Output the full listing exactly as written, with no pictures in it.

· · ·

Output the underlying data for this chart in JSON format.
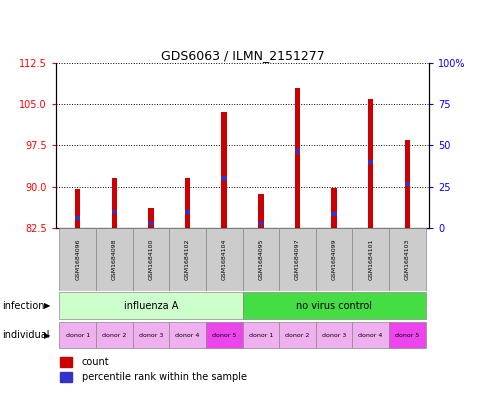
{
  "title": "GDS6063 / ILMN_2151277",
  "samples": [
    "GSM1684096",
    "GSM1684098",
    "GSM1684100",
    "GSM1684102",
    "GSM1684104",
    "GSM1684095",
    "GSM1684097",
    "GSM1684099",
    "GSM1684101",
    "GSM1684103"
  ],
  "count_values": [
    89.5,
    91.5,
    86.2,
    91.5,
    103.5,
    88.7,
    108.0,
    89.8,
    106.0,
    98.5
  ],
  "percentile_values": [
    84.3,
    85.5,
    83.3,
    85.4,
    91.5,
    83.3,
    96.5,
    85.0,
    94.5,
    90.5
  ],
  "ylim_left": [
    82.5,
    112.5
  ],
  "ylim_right": [
    0,
    100
  ],
  "yticks_left": [
    82.5,
    90.0,
    97.5,
    105.0,
    112.5
  ],
  "yticks_right": [
    0,
    25,
    50,
    75,
    100
  ],
  "bar_color": "#cc0000",
  "blue_color": "#3333cc",
  "infection_groups": [
    {
      "label": "influenza A",
      "start": 0,
      "end": 5,
      "color": "#ccffcc"
    },
    {
      "label": "no virus control",
      "start": 5,
      "end": 10,
      "color": "#44dd44"
    }
  ],
  "individual_colors": [
    "#f0b0f0",
    "#f0b0f0",
    "#f0b0f0",
    "#f0b0f0",
    "#ee44ee",
    "#f0b0f0",
    "#f0b0f0",
    "#f0b0f0",
    "#f0b0f0",
    "#ee44ee"
  ],
  "individual_labels": [
    "donor 1",
    "donor 2",
    "donor 3",
    "donor 4",
    "donor 5",
    "donor 1",
    "donor 2",
    "donor 3",
    "donor 4",
    "donor 5"
  ],
  "sample_bg_color": "#cccccc",
  "baseline": 82.5,
  "bar_width": 0.15
}
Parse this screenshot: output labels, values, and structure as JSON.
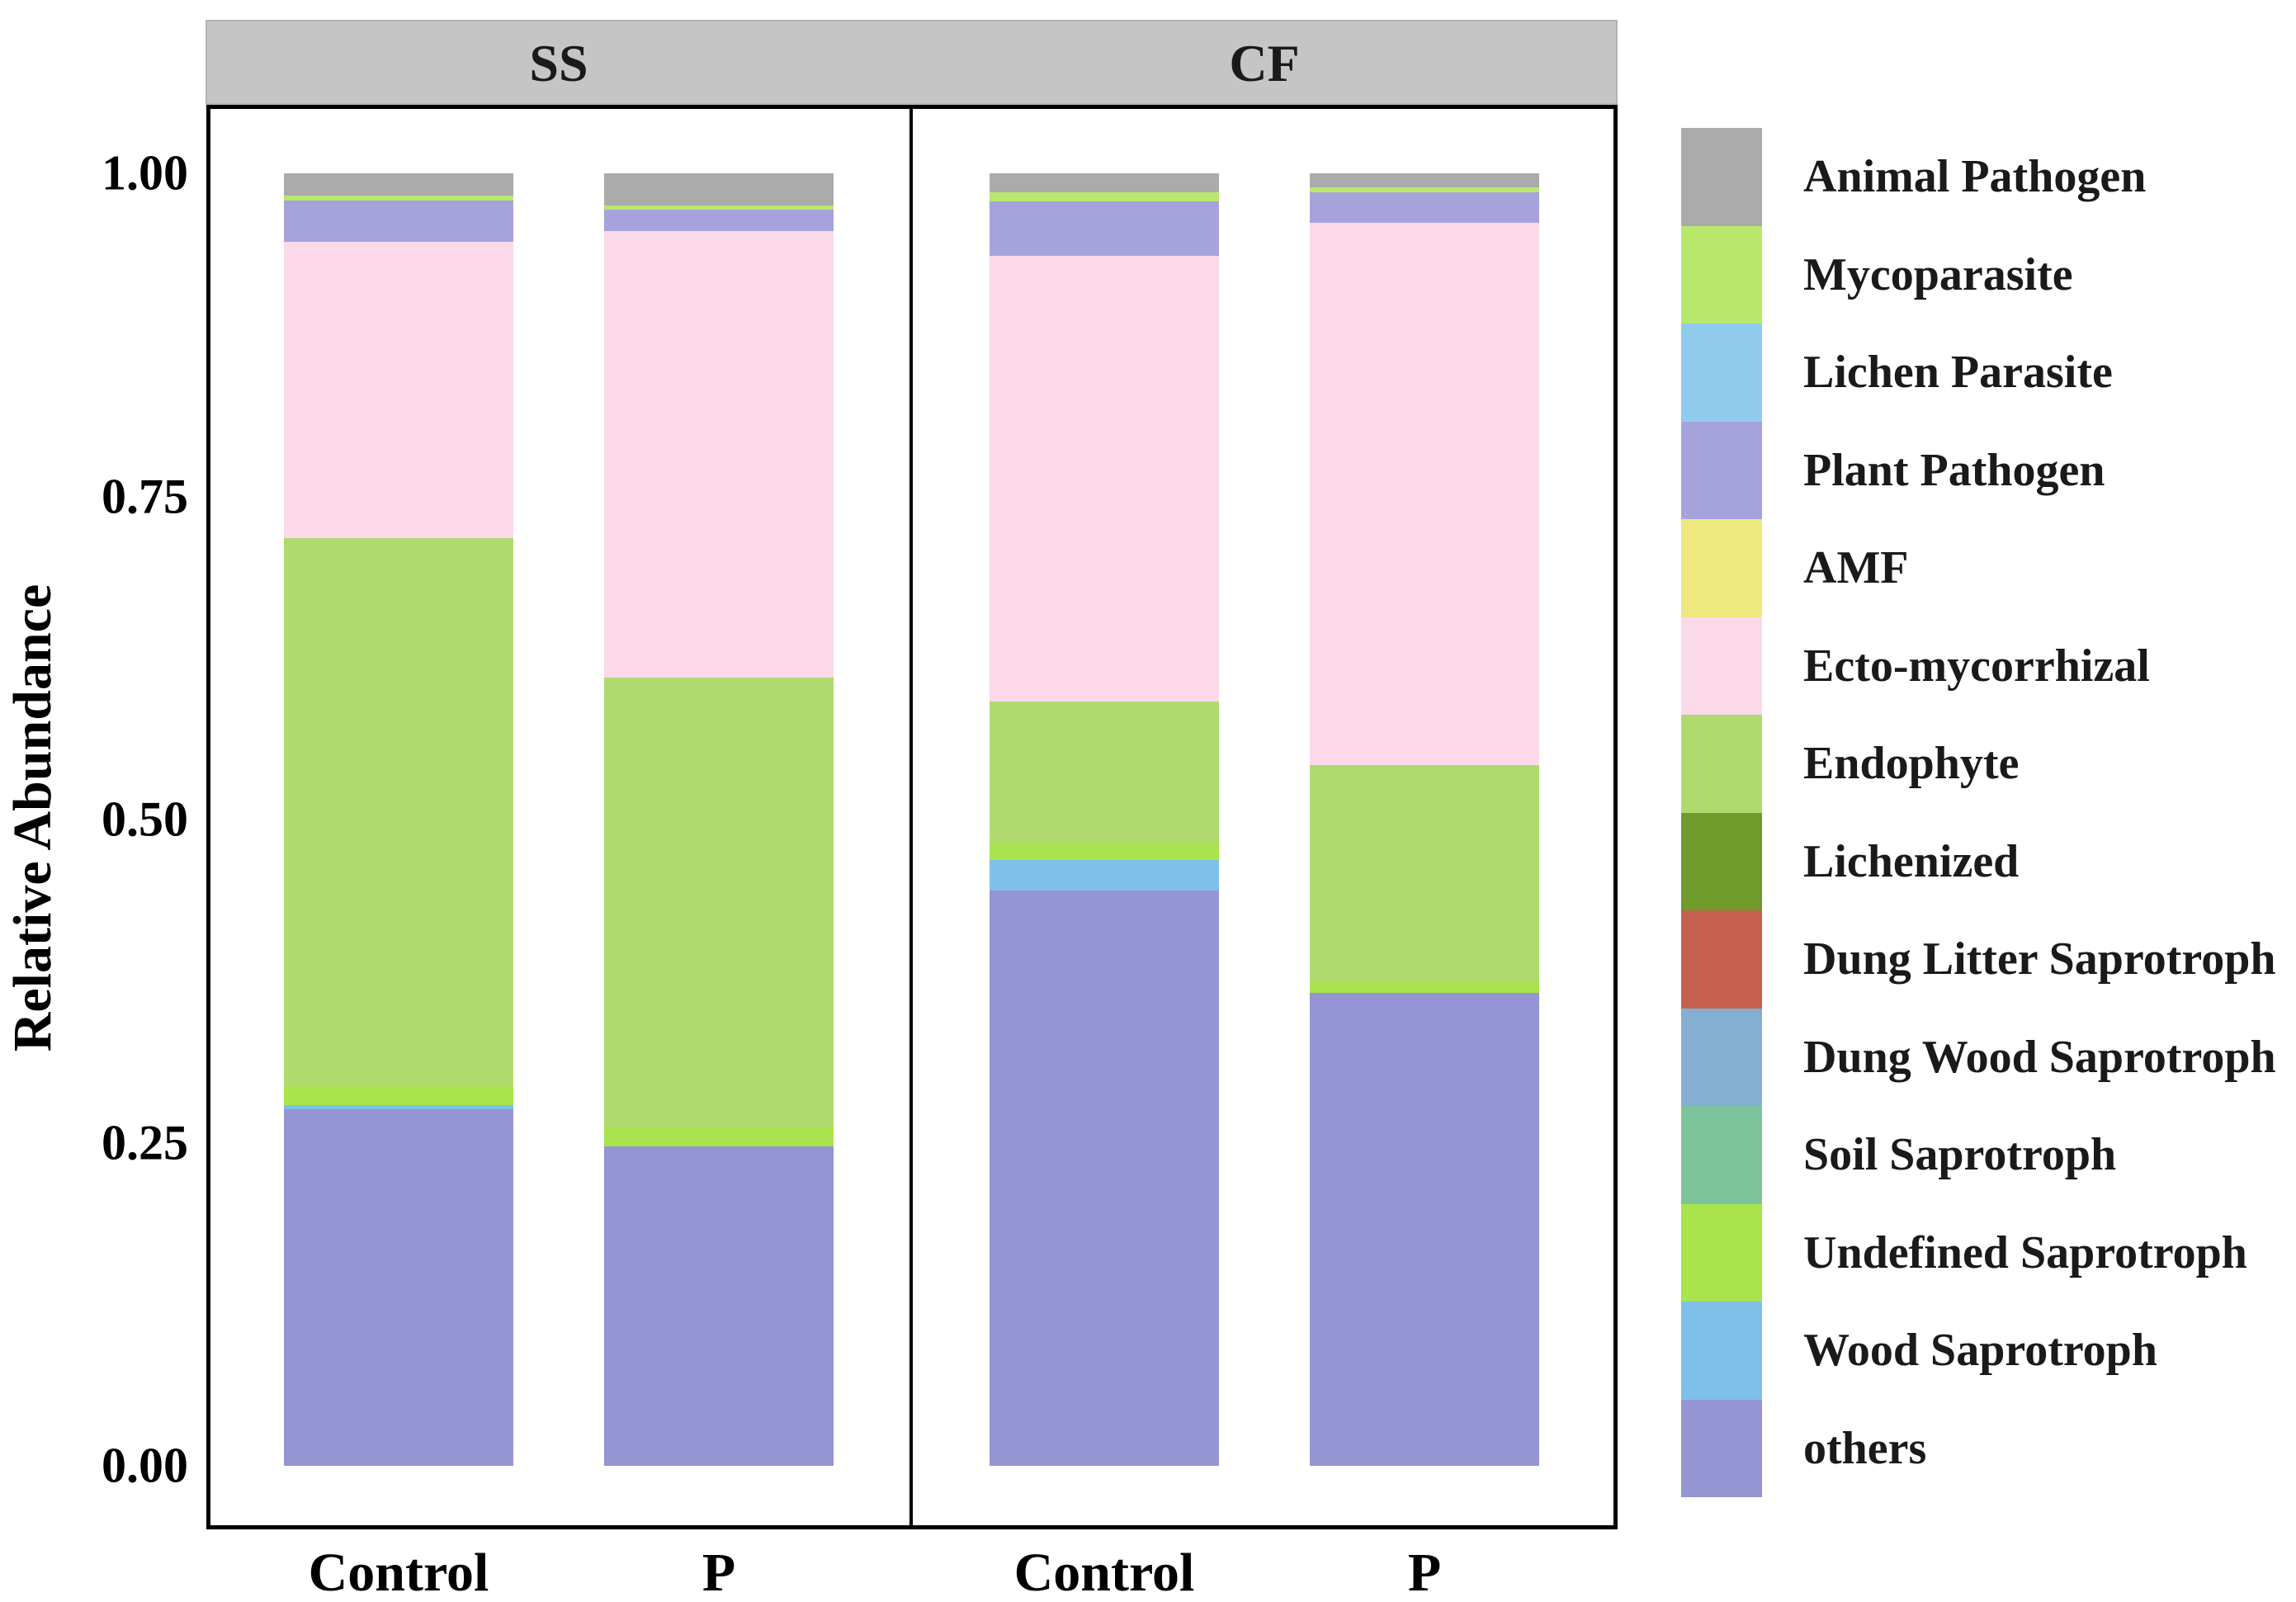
{
  "figure": {
    "y_axis_title": "Relative Abundance",
    "y_ticks": [
      "1.00",
      "0.75",
      "0.50",
      "0.25",
      "0.00"
    ],
    "facet_labels": [
      "SS",
      "CF"
    ],
    "x_labels": [
      "Control",
      "P"
    ]
  },
  "legend": {
    "items": [
      {
        "label": "Animal Pathogen",
        "color": "#ababab"
      },
      {
        "label": "Mycoparasite",
        "color": "#b8e86c"
      },
      {
        "label": "Lichen Parasite",
        "color": "#90cbee"
      },
      {
        "label": "Plant Pathogen",
        "color": "#a6a3dc"
      },
      {
        "label": "AMF",
        "color": "#eee87e"
      },
      {
        "label": "Ecto-mycorrhizal",
        "color": "#fbd9e9"
      },
      {
        "label": "Endophyte",
        "color": "#afdb6e"
      },
      {
        "label": "Lichenized",
        "color": "#6e9b2b"
      },
      {
        "label": "Dung Litter Saprotroph",
        "color": "#c5604f"
      },
      {
        "label": "Dung Wood Saprotroph",
        "color": "#84afd3"
      },
      {
        "label": "Soil Saprotroph",
        "color": "#7dc49b"
      },
      {
        "label": "Undefined Saprotroph",
        "color": "#a9e44c"
      },
      {
        "label": "Wood Saprotroph",
        "color": "#7ec0e8"
      },
      {
        "label": "others",
        "color": "#9495d2"
      }
    ]
  },
  "chart_data": {
    "type": "bar",
    "stacked": true,
    "normalized": true,
    "title": "",
    "xlabel": "",
    "ylabel": "Relative Abundance",
    "ylim": [
      0,
      1
    ],
    "y_tick_values": [
      1.0,
      0.75,
      0.5,
      0.25,
      0.0
    ],
    "grid": false,
    "legend_position": "right",
    "stack_order_top_to_bottom": [
      "Animal Pathogen",
      "Mycoparasite",
      "Lichen Parasite",
      "Plant Pathogen",
      "AMF",
      "Ecto-mycorrhizal",
      "Endophyte",
      "Lichenized",
      "Dung Litter Saprotroph",
      "Dung Wood Saprotroph",
      "Soil Saprotroph",
      "Undefined Saprotroph",
      "Wood Saprotroph",
      "others"
    ],
    "colors": {
      "Animal Pathogen": "#ababab",
      "Mycoparasite": "#b8e86c",
      "Lichen Parasite": "#90cbee",
      "Plant Pathogen": "#a6a3dc",
      "AMF": "#eee87e",
      "Ecto-mycorrhizal": "#fbd9e9",
      "Endophyte": "#afdb6e",
      "Lichenized": "#6e9b2b",
      "Dung Litter Saprotroph": "#c5604f",
      "Dung Wood Saprotroph": "#84afd3",
      "Soil Saprotroph": "#7dc49b",
      "Undefined Saprotroph": "#a9e44c",
      "Wood Saprotroph": "#7ec0e8",
      "others": "#9495d2"
    },
    "facets": [
      {
        "label": "SS",
        "bars": [
          {
            "x": "Control",
            "segments": [
              {
                "category": "Animal Pathogen",
                "value": 0.017
              },
              {
                "category": "Mycoparasite",
                "value": 0.004
              },
              {
                "category": "Plant Pathogen",
                "value": 0.032
              },
              {
                "category": "Ecto-mycorrhizal",
                "value": 0.229
              },
              {
                "category": "Endophyte",
                "value": 0.424
              },
              {
                "category": "Undefined Saprotroph",
                "value": 0.015
              },
              {
                "category": "Wood Saprotroph",
                "value": 0.003
              },
              {
                "category": "others",
                "value": 0.276
              }
            ]
          },
          {
            "x": "P",
            "segments": [
              {
                "category": "Animal Pathogen",
                "value": 0.025
              },
              {
                "category": "Mycoparasite",
                "value": 0.003
              },
              {
                "category": "Plant Pathogen",
                "value": 0.017
              },
              {
                "category": "Ecto-mycorrhizal",
                "value": 0.345
              },
              {
                "category": "Endophyte",
                "value": 0.348
              },
              {
                "category": "Undefined Saprotroph",
                "value": 0.015
              },
              {
                "category": "others",
                "value": 0.247
              }
            ]
          }
        ]
      },
      {
        "label": "CF",
        "bars": [
          {
            "x": "Control",
            "segments": [
              {
                "category": "Animal Pathogen",
                "value": 0.015
              },
              {
                "category": "Mycoparasite",
                "value": 0.007
              },
              {
                "category": "Plant Pathogen",
                "value": 0.042
              },
              {
                "category": "Ecto-mycorrhizal",
                "value": 0.345
              },
              {
                "category": "Endophyte",
                "value": 0.11
              },
              {
                "category": "Undefined Saprotroph",
                "value": 0.012
              },
              {
                "category": "Wood Saprotroph",
                "value": 0.024
              },
              {
                "category": "others",
                "value": 0.445
              }
            ]
          },
          {
            "x": "P",
            "segments": [
              {
                "category": "Animal Pathogen",
                "value": 0.011
              },
              {
                "category": "Mycoparasite",
                "value": 0.004
              },
              {
                "category": "Plant Pathogen",
                "value": 0.023
              },
              {
                "category": "Ecto-mycorrhizal",
                "value": 0.42
              },
              {
                "category": "Endophyte",
                "value": 0.168
              },
              {
                "category": "Undefined Saprotroph",
                "value": 0.008
              },
              {
                "category": "others",
                "value": 0.366
              }
            ]
          }
        ]
      }
    ]
  }
}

· · ·

Response area ▸
Output the underlying data for this chart in JSON format.
{
  "title": "GDS6063 / ILMN_2151277",
  "samples": [
    "GSM1684096",
    "GSM1684098",
    "GSM1684100",
    "GSM1684102",
    "GSM1684104",
    "GSM1684095",
    "GSM1684097",
    "GSM1684099",
    "GSM1684101",
    "GSM1684103"
  ],
  "count_values": [
    89.5,
    91.5,
    86.2,
    91.5,
    103.5,
    88.7,
    108.0,
    89.8,
    106.0,
    98.5
  ],
  "percentile_values": [
    84.3,
    85.5,
    83.3,
    85.4,
    91.5,
    83.3,
    96.5,
    85.0,
    94.5,
    90.5
  ],
  "ylim_left": [
    82.5,
    112.5
  ],
  "ylim_right": [
    0,
    100
  ],
  "yticks_left": [
    82.5,
    90.0,
    97.5,
    105.0,
    112.5
  ],
  "yticks_right": [
    0,
    25,
    50,
    75,
    100
  ],
  "bar_color": "#cc0000",
  "blue_color": "#3333cc",
  "infection_groups": [
    {
      "label": "influenza A",
      "start": 0,
      "end": 5,
      "color": "#ccffcc"
    },
    {
      "label": "no virus control",
      "start": 5,
      "end": 10,
      "color": "#44dd44"
    }
  ],
  "individual_colors": [
    "#f0b0f0",
    "#f0b0f0",
    "#f0b0f0",
    "#f0b0f0",
    "#ee44ee",
    "#f0b0f0",
    "#f0b0f0",
    "#f0b0f0",
    "#f0b0f0",
    "#ee44ee"
  ],
  "individual_labels": [
    "donor 1",
    "donor 2",
    "donor 3",
    "donor 4",
    "donor 5",
    "donor 1",
    "donor 2",
    "donor 3",
    "donor 4",
    "donor 5"
  ],
  "sample_bg_color": "#cccccc",
  "baseline": 82.5,
  "bar_width": 0.15
}
Parse this screenshot: output labels, values, and structure as JSON.
{
  "figure": {
    "y_axis_title": "Relative Abundance",
    "y_ticks": [
      "1.00",
      "0.75",
      "0.50",
      "0.25",
      "0.00"
    ],
    "facet_labels": [
      "SS",
      "CF"
    ],
    "x_labels": [
      "Control",
      "P"
    ]
  },
  "legend": {
    "items": [
      {
        "label": "Animal Pathogen",
        "color": "#ababab"
      },
      {
        "label": "Mycoparasite",
        "color": "#b8e86c"
      },
      {
        "label": "Lichen Parasite",
        "color": "#90cbee"
      },
      {
        "label": "Plant Pathogen",
        "color": "#a6a3dc"
      },
      {
        "label": "AMF",
        "color": "#eee87e"
      },
      {
        "label": "Ecto-mycorrhizal",
        "color": "#fbd9e9"
      },
      {
        "label": "Endophyte",
        "color": "#afdb6e"
      },
      {
        "label": "Lichenized",
        "color": "#6e9b2b"
      },
      {
        "label": "Dung Litter Saprotroph",
        "color": "#c5604f"
      },
      {
        "label": "Dung Wood Saprotroph",
        "color": "#84afd3"
      },
      {
        "label": "Soil Saprotroph",
        "color": "#7dc49b"
      },
      {
        "label": "Undefined Saprotroph",
        "color": "#a9e44c"
      },
      {
        "label": "Wood Saprotroph",
        "color": "#7ec0e8"
      },
      {
        "label": "others",
        "color": "#9495d2"
      }
    ]
  },
  "chart_data": {
    "type": "bar",
    "stacked": true,
    "normalized": true,
    "title": "",
    "xlabel": "",
    "ylabel": "Relative Abundance",
    "ylim": [
      0,
      1
    ],
    "y_tick_values": [
      1.0,
      0.75,
      0.5,
      0.25,
      0.0
    ],
    "grid": false,
    "legend_position": "right",
    "stack_order_top_to_bottom": [
      "Animal Pathogen",
      "Mycoparasite",
      "Lichen Parasite",
      "Plant Pathogen",
      "AMF",
      "Ecto-mycorrhizal",
      "Endophyte",
      "Lichenized",
      "Dung Litter Saprotroph",
      "Dung Wood Saprotroph",
      "Soil Saprotroph",
      "Undefined Saprotroph",
      "Wood Saprotroph",
      "others"
    ],
    "colors": {
      "Animal Pathogen": "#ababab",
      "Mycoparasite": "#b8e86c",
      "Lichen Parasite": "#90cbee",
      "Plant Pathogen": "#a6a3dc",
      "AMF": "#eee87e",
      "Ecto-mycorrhizal": "#fbd9e9",
      "Endophyte": "#afdb6e",
      "Lichenized": "#6e9b2b",
      "Dung Litter Saprotroph": "#c5604f",
      "Dung Wood Saprotroph": "#84afd3",
      "Soil Saprotroph": "#7dc49b",
      "Undefined Saprotroph": "#a9e44c",
      "Wood Saprotroph": "#7ec0e8",
      "others": "#9495d2"
    },
    "facets": [
      {
        "label": "SS",
        "bars": [
          {
            "x": "Control",
            "segments": [
              {
                "category": "Animal Pathogen",
                "value": 0.017
              },
              {
                "category": "Mycoparasite",
                "value": 0.004
              },
              {
                "category": "Plant Pathogen",
                "value": 0.032
              },
              {
                "category": "Ecto-mycorrhizal",
                "value": 0.229
              },
              {
                "category": "Endophyte",
                "value": 0.424
              },
              {
                "category": "Undefined Saprotroph",
                "value": 0.015
              },
              {
                "category": "Wood Saprotroph",
                "value": 0.003
              },
              {
                "category": "others",
                "value": 0.276
              }
            ]
          },
          {
            "x": "P",
            "segments": [
              {
                "category": "Animal Pathogen",
                "value": 0.025
              },
              {
                "category": "Mycoparasite",
                "value": 0.003
              },
              {
                "category": "Plant Pathogen",
                "value": 0.017
              },
              {
                "category": "Ecto-mycorrhizal",
                "value": 0.345
              },
              {
                "category": "Endophyte",
                "value": 0.348
              },
              {
                "category": "Undefined Saprotroph",
                "value": 0.015
              },
              {
                "category": "others",
                "value": 0.247
              }
            ]
          }
        ]
      },
      {
        "label": "CF",
        "bars": [
          {
            "x": "Control",
            "segments": [
              {
                "category": "Animal Pathogen",
                "value": 0.015
              },
              {
                "category": "Mycoparasite",
                "value": 0.007
              },
              {
                "category": "Plant Pathogen",
                "value": 0.042
              },
              {
                "category": "Ecto-mycorrhizal",
                "value": 0.345
              },
              {
                "category": "Endophyte",
                "value": 0.11
              },
              {
                "category": "Undefined Saprotroph",
                "value": 0.012
              },
              {
                "category": "Wood Saprotroph",
                "value": 0.024
              },
              {
                "category": "others",
                "value": 0.445
              }
            ]
          },
          {
            "x": "P",
            "segments": [
              {
                "category": "Animal Pathogen",
                "value": 0.011
              },
              {
                "category": "Mycoparasite",
                "value": 0.004
              },
              {
                "category": "Plant Pathogen",
                "value": 0.023
              },
              {
                "category": "Ecto-mycorrhizal",
                "value": 0.42
              },
              {
                "category": "Endophyte",
                "value": 0.168
              },
              {
                "category": "Undefined Saprotroph",
                "value": 0.008
              },
              {
                "category": "others",
                "value": 0.366
              }
            ]
          }
        ]
      }
    ]
  }
}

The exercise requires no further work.